Look below and pull out each line with the word "office".
═════ RECORD SET
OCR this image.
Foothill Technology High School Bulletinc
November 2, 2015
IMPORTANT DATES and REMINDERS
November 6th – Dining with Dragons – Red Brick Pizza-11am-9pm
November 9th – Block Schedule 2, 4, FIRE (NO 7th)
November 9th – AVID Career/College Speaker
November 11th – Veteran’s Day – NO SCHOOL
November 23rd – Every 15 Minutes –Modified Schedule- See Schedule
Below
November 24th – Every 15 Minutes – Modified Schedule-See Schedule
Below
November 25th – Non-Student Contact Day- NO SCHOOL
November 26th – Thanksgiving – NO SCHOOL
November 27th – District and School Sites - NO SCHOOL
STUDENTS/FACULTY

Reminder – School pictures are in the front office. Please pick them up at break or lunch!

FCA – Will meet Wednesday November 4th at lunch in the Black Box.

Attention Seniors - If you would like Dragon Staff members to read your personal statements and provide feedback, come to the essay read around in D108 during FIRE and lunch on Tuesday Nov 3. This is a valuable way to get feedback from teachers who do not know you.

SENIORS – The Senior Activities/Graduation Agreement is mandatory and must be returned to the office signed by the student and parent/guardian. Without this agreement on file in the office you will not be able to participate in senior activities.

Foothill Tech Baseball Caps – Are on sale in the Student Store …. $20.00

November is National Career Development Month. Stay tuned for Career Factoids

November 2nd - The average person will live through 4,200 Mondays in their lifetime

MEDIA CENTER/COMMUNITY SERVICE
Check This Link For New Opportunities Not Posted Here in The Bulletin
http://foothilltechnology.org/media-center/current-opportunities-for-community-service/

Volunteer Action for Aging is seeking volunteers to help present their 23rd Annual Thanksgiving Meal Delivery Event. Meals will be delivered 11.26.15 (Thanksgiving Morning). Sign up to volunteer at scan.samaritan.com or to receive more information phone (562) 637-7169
══════════
═════ RECORD SET
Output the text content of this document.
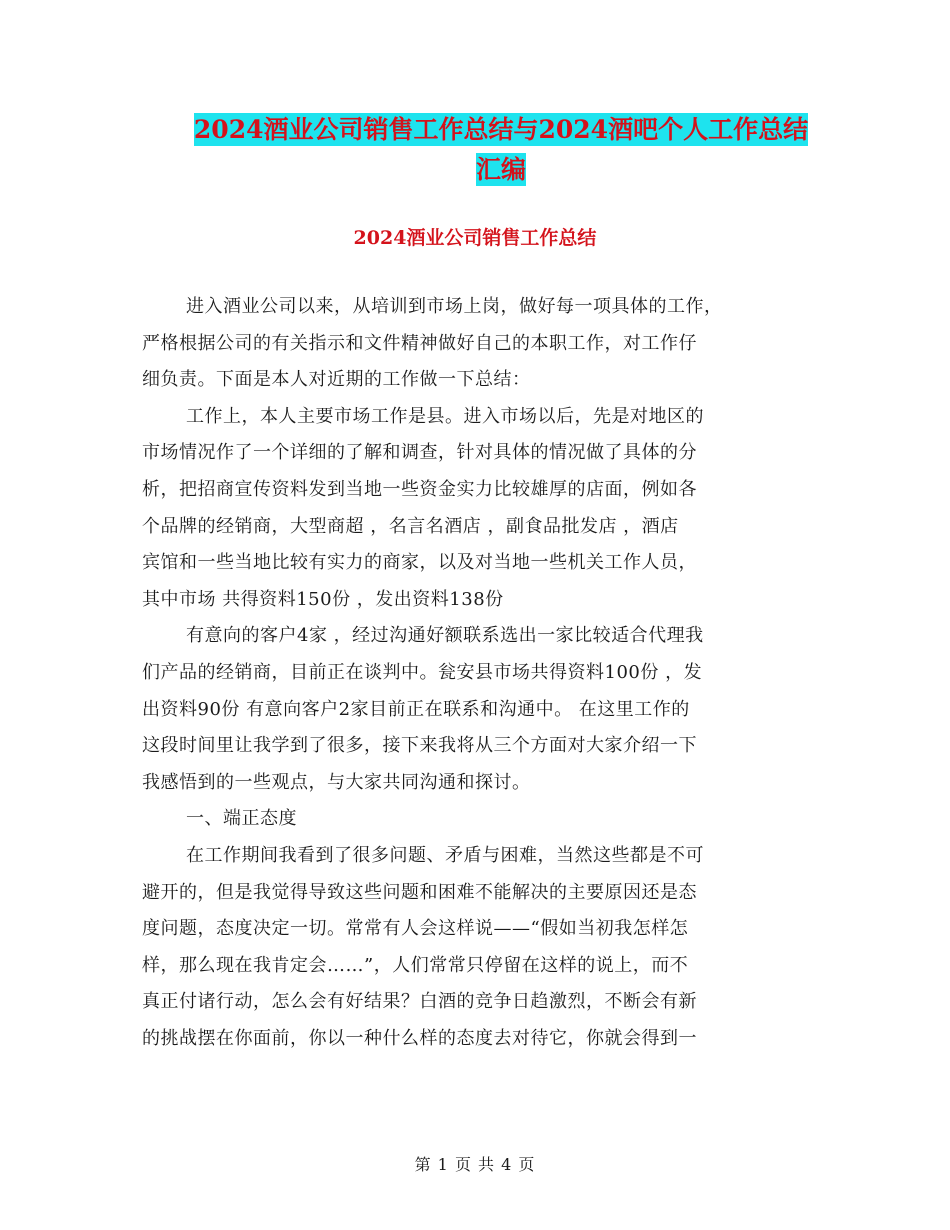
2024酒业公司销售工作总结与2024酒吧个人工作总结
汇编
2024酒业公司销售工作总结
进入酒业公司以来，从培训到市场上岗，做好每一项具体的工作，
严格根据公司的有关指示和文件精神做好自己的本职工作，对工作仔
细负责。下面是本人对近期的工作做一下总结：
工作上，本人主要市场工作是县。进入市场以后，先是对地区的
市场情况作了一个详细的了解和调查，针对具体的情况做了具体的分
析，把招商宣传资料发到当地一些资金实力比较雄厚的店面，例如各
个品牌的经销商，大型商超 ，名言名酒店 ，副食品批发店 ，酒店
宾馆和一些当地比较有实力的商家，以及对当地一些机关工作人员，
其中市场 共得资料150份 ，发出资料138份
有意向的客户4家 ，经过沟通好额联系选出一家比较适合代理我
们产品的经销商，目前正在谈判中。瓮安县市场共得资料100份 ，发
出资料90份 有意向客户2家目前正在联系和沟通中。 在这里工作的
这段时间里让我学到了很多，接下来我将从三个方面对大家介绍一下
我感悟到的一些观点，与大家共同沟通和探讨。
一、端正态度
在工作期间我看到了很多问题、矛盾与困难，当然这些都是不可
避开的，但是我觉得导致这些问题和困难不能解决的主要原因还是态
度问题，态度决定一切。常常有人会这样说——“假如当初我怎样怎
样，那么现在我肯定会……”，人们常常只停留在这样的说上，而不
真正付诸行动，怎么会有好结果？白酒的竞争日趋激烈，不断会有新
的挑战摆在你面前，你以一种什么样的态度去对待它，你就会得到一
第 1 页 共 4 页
══════════
# COMPLETED TASK
Reminder – School pictures are in the front office. Please pick them up at break or lunch!
SENIORS – The Senior Activities/Graduation Agreement is mandatory and must be returned to the office signed by the student and parent/guardian. Without this agreement on file in the office you will not be able to participate in senior activities.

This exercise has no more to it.